— START —

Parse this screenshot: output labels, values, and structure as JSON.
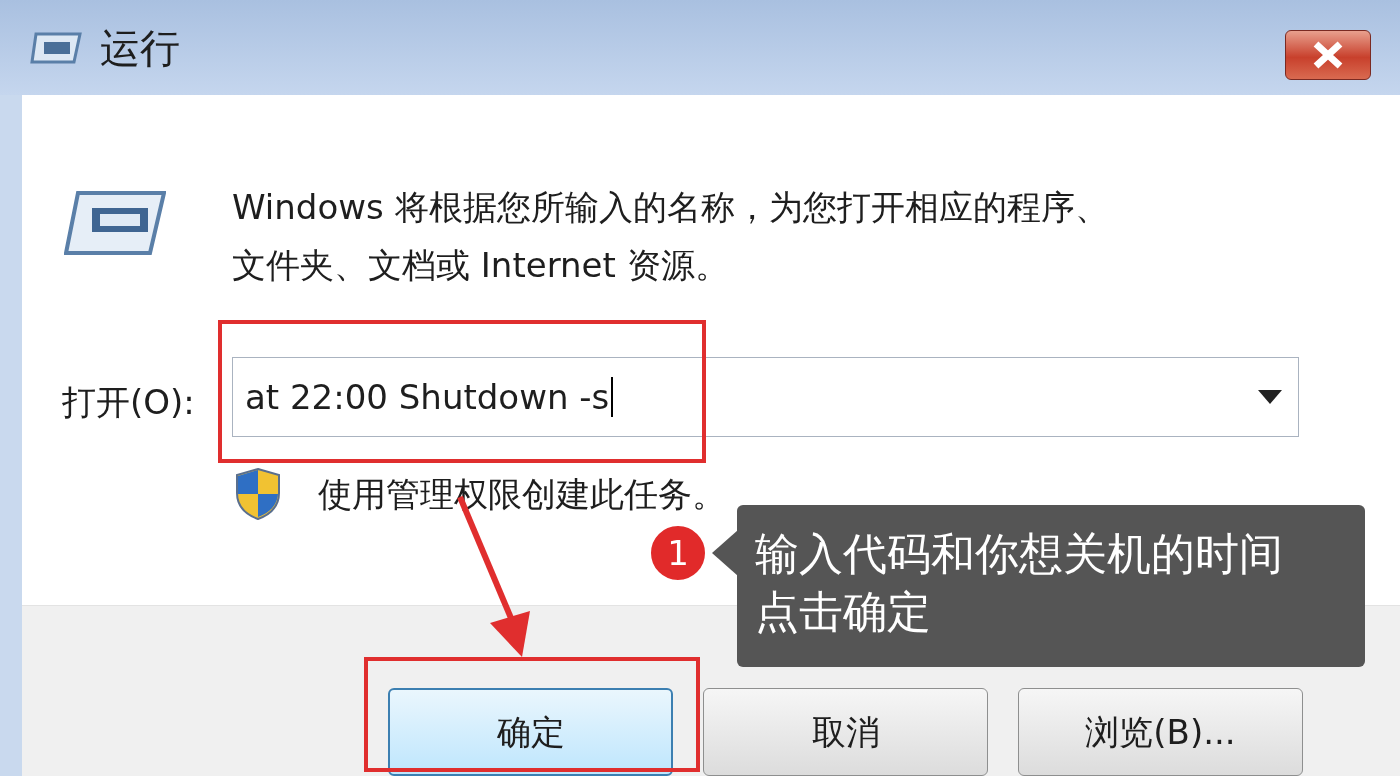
{
  "window": {
    "title": "运行"
  },
  "description": "Windows 将根据您所输入的名称，为您打开相应的程序、文件夹、文档或 Internet 资源。",
  "open_field": {
    "label": "打开(O):",
    "value": "at 22:00 Shutdown -s"
  },
  "admin_note": "使用管理权限创建此任务。",
  "buttons": [
    {
      "label": "确定",
      "selected": true
    },
    {
      "label": "取消",
      "selected": false
    },
    {
      "label": "浏览(B)...",
      "selected": false
    }
  ],
  "annotation": {
    "step": "1",
    "lines": [
      "输入代码和你想关机的时间",
      "点击确定"
    ]
  }
}
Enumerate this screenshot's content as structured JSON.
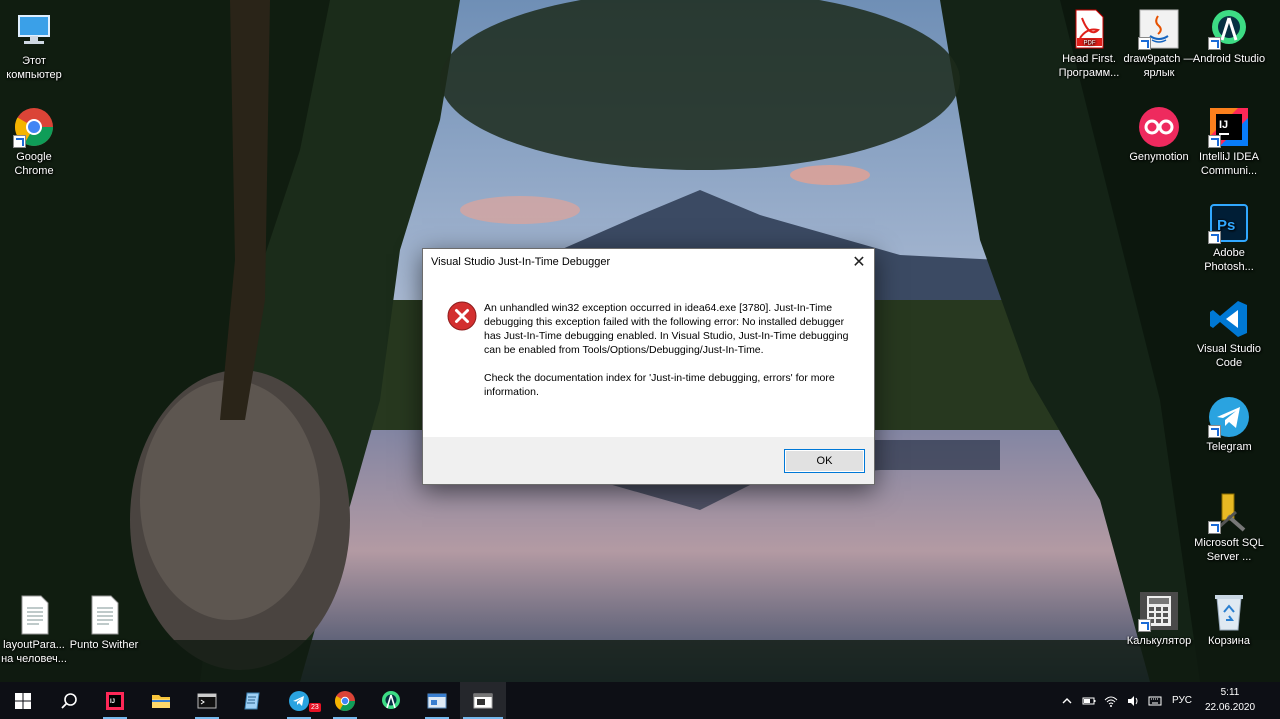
{
  "desktop": {
    "icons": [
      {
        "key": "this-pc",
        "label": "Этот компьютер"
      },
      {
        "key": "chrome",
        "label": "Google Chrome"
      },
      {
        "key": "layout",
        "label": "layoutPara... на человеч..."
      },
      {
        "key": "punto",
        "label": "Punto Swither"
      },
      {
        "key": "headfirst",
        "label": "Head First. Программ..."
      },
      {
        "key": "draw9patch",
        "label": "draw9patch — ярлык"
      },
      {
        "key": "android-studio",
        "label": "Android Studio"
      },
      {
        "key": "genymotion",
        "label": "Genymotion"
      },
      {
        "key": "intellij",
        "label": "IntelliJ IDEA Communi..."
      },
      {
        "key": "photoshop",
        "label": "Adobe Photosh..."
      },
      {
        "key": "vscode",
        "label": "Visual Studio Code"
      },
      {
        "key": "telegram",
        "label": "Telegram"
      },
      {
        "key": "sqlserver",
        "label": "Microsoft SQL Server ..."
      },
      {
        "key": "calculator",
        "label": "Калькулятор"
      },
      {
        "key": "recycle",
        "label": "Корзина"
      }
    ]
  },
  "dialog": {
    "title": "Visual Studio Just-In-Time Debugger",
    "close_glyph": "✕",
    "message": [
      "An unhandled win32 exception occurred in idea64.exe [3780]. Just-In-Time debugging this exception failed with the following error: No installed debugger has Just-In-Time debugging enabled. In Visual Studio, Just-In-Time debugging can be enabled from Tools/Options/Debugging/Just-In-Time.",
      "Check the documentation index for 'Just-in-time debugging, errors' for more information."
    ],
    "ok_label": "OK"
  },
  "taskbar": {
    "telegram_badge": "23",
    "language": "РУС",
    "time": "5:11",
    "date": "22.06.2020"
  },
  "colors": {
    "accent": "#0078d7",
    "taskbar": "#0d0f15",
    "error_red": "#d32f2f"
  }
}
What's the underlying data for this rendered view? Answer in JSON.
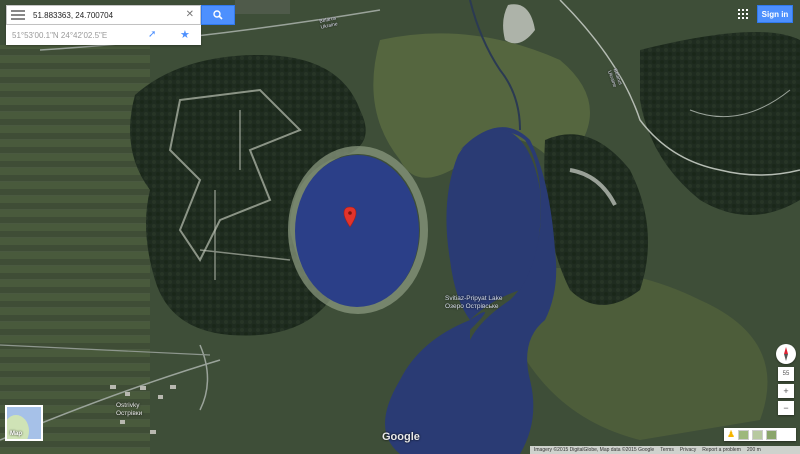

— END —

## Set problem
Find all lines with "Visual" in them and copy each one.

## Solved problem
        "label": "Visual Studio Code"
    "title": "Visual Studio Just-In-Time Debugger",
      "An unhandled win32 exception occurred in idea64.exe [3780]. Just-In-Time debugging this exception failed with the following error: No installed debugger has Just-In-Time debugging enabled. In Visual Studio, Just-In-Time debugging can be enabled from Tools/Options/Debugging/Just-In-Time.",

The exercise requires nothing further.